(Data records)
>> begin

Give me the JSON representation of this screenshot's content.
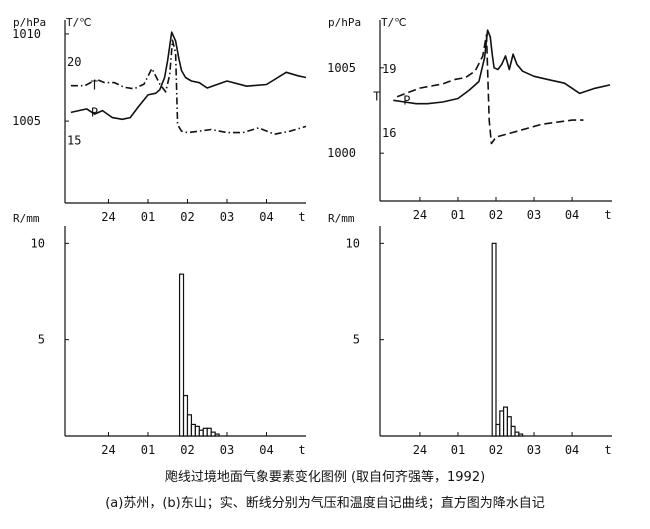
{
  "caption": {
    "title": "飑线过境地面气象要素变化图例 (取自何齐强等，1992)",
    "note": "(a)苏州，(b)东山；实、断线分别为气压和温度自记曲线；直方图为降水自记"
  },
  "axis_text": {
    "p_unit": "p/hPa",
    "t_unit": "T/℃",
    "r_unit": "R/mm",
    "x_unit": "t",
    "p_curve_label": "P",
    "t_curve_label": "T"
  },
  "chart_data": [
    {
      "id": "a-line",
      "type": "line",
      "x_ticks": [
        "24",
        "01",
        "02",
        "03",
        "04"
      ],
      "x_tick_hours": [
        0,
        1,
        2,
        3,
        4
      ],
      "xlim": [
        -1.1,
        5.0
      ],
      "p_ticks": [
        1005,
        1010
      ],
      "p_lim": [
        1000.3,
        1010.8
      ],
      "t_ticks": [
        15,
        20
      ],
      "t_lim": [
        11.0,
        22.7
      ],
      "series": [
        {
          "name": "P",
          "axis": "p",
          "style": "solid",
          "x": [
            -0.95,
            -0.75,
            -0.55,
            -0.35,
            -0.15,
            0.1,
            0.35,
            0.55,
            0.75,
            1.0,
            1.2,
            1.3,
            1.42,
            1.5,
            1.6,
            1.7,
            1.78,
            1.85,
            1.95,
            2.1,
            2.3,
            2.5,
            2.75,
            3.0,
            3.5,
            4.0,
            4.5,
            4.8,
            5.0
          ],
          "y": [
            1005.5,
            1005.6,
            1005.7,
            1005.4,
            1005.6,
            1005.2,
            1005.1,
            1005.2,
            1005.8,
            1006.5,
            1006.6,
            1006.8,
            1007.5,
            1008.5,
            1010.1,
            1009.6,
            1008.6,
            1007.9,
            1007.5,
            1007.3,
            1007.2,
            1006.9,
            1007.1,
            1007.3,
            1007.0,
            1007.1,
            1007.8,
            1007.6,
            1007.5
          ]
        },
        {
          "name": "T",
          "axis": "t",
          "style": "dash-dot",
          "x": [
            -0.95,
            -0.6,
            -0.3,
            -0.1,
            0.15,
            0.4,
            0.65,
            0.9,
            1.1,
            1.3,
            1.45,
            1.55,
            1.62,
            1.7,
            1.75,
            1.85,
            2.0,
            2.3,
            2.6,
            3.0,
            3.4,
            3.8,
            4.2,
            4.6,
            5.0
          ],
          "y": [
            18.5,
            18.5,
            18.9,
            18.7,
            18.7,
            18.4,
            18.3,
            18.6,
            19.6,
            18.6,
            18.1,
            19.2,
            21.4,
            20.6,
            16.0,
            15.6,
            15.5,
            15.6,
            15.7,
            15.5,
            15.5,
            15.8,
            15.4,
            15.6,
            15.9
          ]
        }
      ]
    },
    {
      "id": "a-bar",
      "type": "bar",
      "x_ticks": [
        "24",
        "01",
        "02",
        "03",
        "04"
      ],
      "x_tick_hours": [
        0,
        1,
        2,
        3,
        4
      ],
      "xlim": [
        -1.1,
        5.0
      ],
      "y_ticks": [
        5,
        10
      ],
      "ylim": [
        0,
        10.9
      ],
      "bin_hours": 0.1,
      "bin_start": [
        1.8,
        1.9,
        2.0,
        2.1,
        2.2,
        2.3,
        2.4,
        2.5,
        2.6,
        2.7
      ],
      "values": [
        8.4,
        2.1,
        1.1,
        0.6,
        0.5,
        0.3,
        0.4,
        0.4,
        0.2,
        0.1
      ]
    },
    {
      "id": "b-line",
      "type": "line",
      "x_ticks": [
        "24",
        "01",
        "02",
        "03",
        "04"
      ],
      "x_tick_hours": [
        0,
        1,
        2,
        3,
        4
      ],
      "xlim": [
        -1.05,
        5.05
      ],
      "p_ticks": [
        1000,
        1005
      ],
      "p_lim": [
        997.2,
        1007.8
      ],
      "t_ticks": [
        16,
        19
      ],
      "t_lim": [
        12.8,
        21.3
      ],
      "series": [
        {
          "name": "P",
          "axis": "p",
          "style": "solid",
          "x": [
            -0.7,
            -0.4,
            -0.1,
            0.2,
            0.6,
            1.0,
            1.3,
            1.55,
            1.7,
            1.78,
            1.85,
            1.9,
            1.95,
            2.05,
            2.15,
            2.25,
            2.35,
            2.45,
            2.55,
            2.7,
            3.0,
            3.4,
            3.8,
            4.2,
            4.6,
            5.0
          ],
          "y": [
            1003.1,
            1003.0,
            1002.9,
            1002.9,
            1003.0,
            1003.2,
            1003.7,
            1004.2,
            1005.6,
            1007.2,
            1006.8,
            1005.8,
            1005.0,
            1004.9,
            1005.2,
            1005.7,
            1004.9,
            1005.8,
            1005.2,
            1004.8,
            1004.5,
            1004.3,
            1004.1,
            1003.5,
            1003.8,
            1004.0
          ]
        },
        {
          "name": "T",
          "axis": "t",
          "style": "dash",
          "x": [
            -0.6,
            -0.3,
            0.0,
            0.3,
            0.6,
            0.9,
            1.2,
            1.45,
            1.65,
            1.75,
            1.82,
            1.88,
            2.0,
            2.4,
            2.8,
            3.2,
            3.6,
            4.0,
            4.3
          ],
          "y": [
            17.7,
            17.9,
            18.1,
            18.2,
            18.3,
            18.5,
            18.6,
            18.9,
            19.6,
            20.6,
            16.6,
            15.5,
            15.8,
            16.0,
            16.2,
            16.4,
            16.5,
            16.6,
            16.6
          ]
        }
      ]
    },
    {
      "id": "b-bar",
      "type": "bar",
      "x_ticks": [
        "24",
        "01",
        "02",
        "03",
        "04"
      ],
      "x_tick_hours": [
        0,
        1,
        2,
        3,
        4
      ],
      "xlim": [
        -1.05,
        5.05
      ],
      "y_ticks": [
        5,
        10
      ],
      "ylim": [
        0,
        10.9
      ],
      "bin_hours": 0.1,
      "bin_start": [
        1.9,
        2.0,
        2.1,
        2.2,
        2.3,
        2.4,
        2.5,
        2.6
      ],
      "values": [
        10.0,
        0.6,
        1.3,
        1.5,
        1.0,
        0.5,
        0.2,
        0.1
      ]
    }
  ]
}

>> end
>> begin

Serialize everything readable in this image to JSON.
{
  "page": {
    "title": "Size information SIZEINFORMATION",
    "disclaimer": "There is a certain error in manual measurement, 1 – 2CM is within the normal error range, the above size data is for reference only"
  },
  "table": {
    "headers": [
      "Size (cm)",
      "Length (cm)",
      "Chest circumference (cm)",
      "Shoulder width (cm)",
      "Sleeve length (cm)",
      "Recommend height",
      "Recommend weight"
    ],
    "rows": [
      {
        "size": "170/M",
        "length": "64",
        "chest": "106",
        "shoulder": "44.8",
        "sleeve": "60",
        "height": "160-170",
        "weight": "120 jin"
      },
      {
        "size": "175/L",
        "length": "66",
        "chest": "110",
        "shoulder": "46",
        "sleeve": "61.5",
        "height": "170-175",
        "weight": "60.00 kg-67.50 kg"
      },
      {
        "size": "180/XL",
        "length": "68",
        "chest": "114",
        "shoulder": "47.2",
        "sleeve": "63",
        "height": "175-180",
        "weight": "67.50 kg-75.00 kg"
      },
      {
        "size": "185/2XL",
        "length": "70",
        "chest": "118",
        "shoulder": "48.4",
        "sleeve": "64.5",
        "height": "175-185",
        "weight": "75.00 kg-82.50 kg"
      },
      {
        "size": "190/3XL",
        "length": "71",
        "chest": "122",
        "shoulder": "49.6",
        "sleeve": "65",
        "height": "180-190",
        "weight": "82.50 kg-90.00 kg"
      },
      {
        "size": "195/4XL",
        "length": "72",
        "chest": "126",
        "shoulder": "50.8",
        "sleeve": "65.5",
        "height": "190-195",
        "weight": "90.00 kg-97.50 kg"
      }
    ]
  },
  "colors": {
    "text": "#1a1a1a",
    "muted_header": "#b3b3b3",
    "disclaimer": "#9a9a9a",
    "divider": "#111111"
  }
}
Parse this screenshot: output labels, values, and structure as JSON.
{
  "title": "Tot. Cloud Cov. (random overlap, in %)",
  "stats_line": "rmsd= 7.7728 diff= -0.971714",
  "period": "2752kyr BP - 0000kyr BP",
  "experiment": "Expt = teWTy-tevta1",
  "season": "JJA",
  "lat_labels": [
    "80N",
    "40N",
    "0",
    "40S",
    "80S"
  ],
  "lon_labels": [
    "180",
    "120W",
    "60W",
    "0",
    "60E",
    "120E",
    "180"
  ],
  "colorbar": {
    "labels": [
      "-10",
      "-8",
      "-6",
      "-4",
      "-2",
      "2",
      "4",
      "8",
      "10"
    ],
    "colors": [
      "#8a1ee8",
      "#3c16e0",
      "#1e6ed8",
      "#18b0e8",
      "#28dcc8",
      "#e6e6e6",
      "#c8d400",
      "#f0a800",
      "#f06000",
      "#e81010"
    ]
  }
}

>> end

### Set exercise
Report only how many lines in the listing contain the string "JSON".

### Output for this task
3